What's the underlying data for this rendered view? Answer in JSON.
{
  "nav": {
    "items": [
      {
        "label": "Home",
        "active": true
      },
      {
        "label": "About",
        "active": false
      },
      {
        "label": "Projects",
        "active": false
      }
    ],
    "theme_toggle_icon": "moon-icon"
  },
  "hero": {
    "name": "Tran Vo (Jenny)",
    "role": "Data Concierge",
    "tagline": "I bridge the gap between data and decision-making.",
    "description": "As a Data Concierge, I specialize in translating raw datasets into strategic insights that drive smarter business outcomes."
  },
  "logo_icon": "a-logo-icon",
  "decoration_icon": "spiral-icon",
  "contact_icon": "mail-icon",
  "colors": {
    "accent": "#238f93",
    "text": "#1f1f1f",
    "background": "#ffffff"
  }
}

####################

> **Instruction**
All of the entries must be quoted exactly; please include each one.

> **Full solution**
What's the underlying data for this rendered view? Answer in JSON.
{
  "nav": {
    "items": [
      {
        "label": "Home",
        "active": true
      },
      {
        "label": "About",
        "active": false
      },
      {
        "label": "Projects",
        "active": false
      }
    ],
    "theme_toggle_icon": "moon-icon"
  },
  "hero": {
    "name": "Tran Vo (Jenny)",
    "role": "Data Concierge",
    "tagline": "I bridge the gap between data and decision-making.",
    "description": "As a Data Concierge, I specialize in translating raw datasets into strategic insights that drive smarter business outcomes."
  },
  "logo_icon": "a-logo-icon",
  "decoration_icon": "spiral-icon",
  "contact_icon": "mail-icon",
  "colors": {
    "accent": "#238f93",
    "text": "#1f1f1f",
    "background": "#ffffff"
  }
}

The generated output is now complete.